▸ **Problem statement**
Which lines of the records below contain the word "Angle"? Extract every one of them.

▸ **Input material**
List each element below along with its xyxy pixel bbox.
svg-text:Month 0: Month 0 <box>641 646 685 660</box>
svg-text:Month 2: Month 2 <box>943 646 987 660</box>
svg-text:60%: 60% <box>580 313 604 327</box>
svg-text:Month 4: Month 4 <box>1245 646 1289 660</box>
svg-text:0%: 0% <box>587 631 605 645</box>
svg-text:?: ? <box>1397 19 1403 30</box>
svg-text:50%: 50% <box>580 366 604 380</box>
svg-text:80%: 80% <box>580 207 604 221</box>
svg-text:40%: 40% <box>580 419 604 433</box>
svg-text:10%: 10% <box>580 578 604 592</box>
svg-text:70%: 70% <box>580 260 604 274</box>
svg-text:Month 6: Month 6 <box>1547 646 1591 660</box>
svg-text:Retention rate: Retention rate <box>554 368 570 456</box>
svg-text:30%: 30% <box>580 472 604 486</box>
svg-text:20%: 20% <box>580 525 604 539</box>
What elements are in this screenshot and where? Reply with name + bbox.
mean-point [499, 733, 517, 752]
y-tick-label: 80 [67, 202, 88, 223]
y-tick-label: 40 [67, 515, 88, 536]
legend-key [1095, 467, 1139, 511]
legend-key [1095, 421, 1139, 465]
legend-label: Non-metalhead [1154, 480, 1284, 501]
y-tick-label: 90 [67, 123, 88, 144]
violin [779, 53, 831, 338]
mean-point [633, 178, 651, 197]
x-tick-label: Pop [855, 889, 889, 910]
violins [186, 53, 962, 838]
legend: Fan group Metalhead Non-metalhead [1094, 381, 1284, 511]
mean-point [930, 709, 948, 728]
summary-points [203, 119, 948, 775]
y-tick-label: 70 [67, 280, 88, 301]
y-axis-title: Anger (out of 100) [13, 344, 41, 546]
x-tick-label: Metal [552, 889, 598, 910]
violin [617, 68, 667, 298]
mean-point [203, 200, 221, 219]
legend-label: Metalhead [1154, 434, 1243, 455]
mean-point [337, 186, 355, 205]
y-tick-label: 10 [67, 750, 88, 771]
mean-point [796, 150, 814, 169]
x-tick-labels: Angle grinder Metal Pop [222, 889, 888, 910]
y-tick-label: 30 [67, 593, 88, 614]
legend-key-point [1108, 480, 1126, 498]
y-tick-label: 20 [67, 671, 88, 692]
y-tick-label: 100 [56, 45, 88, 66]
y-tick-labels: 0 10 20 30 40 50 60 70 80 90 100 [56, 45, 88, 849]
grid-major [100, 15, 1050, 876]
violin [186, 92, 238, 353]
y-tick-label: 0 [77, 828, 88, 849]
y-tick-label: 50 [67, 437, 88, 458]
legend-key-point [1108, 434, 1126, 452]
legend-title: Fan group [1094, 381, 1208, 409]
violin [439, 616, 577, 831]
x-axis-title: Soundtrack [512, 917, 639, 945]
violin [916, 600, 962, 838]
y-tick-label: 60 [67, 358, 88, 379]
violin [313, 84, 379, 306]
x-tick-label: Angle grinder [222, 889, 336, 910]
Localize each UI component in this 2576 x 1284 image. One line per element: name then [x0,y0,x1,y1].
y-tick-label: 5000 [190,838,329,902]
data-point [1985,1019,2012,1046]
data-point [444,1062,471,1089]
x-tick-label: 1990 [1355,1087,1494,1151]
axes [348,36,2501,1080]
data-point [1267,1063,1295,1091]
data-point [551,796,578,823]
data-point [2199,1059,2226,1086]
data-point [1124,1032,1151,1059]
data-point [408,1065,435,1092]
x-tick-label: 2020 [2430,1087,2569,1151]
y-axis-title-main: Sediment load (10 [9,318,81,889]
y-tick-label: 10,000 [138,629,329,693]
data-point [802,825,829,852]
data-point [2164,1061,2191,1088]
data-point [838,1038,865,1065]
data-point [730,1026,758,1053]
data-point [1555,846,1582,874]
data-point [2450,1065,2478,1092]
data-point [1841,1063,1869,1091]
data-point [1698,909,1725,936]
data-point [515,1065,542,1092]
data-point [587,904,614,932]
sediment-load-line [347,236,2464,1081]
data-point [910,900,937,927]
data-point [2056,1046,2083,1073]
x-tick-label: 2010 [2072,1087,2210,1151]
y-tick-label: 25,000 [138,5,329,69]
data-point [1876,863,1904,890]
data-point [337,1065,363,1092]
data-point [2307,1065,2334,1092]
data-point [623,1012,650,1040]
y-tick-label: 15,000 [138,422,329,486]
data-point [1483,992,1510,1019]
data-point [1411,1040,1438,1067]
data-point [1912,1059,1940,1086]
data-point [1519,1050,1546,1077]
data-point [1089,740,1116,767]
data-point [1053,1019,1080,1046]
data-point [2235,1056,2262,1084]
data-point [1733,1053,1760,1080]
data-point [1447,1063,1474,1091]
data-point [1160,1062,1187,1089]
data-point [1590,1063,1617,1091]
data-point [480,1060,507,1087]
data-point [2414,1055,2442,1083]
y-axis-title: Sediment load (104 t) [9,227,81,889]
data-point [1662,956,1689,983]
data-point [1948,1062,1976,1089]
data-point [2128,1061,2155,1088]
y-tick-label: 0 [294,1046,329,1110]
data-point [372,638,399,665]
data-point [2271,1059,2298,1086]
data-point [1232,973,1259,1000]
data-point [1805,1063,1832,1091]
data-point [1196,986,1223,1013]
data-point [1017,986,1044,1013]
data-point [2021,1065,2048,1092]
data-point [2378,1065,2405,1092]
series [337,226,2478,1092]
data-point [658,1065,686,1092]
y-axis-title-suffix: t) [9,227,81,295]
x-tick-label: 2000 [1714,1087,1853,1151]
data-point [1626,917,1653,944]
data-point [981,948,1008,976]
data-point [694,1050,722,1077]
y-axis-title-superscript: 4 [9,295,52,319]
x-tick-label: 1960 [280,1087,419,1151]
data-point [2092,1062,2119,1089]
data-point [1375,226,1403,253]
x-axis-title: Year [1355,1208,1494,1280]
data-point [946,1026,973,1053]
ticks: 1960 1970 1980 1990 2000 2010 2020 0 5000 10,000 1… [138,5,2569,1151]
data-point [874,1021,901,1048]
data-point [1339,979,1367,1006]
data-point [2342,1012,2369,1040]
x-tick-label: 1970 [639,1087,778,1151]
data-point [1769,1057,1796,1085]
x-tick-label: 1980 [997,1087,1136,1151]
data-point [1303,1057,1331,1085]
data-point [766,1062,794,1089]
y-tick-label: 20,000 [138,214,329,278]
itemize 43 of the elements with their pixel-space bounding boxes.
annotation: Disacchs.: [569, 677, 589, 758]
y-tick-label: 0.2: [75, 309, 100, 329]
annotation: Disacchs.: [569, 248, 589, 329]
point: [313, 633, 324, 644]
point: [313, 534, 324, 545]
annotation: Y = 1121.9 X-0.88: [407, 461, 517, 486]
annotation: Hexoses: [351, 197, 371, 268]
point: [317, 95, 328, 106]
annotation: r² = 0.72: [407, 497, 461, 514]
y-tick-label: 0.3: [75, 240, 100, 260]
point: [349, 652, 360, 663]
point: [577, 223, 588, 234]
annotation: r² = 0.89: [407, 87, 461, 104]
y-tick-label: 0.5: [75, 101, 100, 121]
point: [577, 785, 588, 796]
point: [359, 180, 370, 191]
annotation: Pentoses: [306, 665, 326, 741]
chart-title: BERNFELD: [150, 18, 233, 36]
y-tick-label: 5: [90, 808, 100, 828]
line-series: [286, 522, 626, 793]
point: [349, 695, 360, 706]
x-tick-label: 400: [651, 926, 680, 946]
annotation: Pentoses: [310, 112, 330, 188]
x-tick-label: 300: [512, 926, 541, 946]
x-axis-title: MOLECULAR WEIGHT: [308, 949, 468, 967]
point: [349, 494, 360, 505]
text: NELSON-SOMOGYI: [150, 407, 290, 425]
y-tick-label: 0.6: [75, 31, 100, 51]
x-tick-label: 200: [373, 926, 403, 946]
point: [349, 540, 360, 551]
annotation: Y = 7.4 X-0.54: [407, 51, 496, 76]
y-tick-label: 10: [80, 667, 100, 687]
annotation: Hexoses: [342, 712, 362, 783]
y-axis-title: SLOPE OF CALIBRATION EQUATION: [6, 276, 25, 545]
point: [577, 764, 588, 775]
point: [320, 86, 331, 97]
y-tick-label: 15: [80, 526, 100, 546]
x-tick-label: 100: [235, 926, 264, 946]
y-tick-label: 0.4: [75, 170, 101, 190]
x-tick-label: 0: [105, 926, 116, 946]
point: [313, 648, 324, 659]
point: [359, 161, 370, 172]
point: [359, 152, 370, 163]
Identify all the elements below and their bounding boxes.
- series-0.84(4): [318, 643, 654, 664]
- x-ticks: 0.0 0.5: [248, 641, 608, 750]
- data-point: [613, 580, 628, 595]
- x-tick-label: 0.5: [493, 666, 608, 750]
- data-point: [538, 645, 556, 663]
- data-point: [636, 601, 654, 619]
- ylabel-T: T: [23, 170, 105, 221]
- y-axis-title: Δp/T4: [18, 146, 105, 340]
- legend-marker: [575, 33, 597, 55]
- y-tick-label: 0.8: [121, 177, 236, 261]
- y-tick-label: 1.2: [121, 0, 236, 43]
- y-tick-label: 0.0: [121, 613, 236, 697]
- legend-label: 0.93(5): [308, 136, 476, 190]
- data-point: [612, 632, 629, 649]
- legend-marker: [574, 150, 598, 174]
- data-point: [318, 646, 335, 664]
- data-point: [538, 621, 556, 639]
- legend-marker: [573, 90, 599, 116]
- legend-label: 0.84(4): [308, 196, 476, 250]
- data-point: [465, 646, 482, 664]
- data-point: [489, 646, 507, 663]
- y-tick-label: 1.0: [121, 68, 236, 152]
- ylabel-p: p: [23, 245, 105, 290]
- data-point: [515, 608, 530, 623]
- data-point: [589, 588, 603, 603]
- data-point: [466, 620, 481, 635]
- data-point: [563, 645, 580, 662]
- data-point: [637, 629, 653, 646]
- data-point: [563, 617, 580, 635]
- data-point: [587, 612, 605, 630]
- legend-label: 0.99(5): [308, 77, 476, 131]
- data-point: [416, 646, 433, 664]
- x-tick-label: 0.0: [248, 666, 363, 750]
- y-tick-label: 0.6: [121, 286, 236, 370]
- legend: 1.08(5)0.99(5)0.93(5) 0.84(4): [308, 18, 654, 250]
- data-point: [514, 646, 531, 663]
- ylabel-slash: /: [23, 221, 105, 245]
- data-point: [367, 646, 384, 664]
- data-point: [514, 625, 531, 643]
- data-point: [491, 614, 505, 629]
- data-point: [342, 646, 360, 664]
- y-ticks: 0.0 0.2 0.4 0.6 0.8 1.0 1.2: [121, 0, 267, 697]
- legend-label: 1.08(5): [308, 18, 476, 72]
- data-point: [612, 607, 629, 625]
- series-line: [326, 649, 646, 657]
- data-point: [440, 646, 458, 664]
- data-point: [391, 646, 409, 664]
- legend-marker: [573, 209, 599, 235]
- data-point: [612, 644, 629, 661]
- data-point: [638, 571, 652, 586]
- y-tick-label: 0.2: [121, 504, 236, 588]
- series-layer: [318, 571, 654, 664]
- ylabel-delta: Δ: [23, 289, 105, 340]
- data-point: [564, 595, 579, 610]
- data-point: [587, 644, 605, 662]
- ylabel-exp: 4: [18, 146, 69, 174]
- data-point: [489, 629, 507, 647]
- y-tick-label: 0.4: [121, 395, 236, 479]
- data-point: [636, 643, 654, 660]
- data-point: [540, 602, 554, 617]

▸ **Exercise answer**
x-tick-labels: Angle grinder Metal Pop [222, 889, 888, 910]
x-tick-label: Angle grinder [222, 889, 336, 910]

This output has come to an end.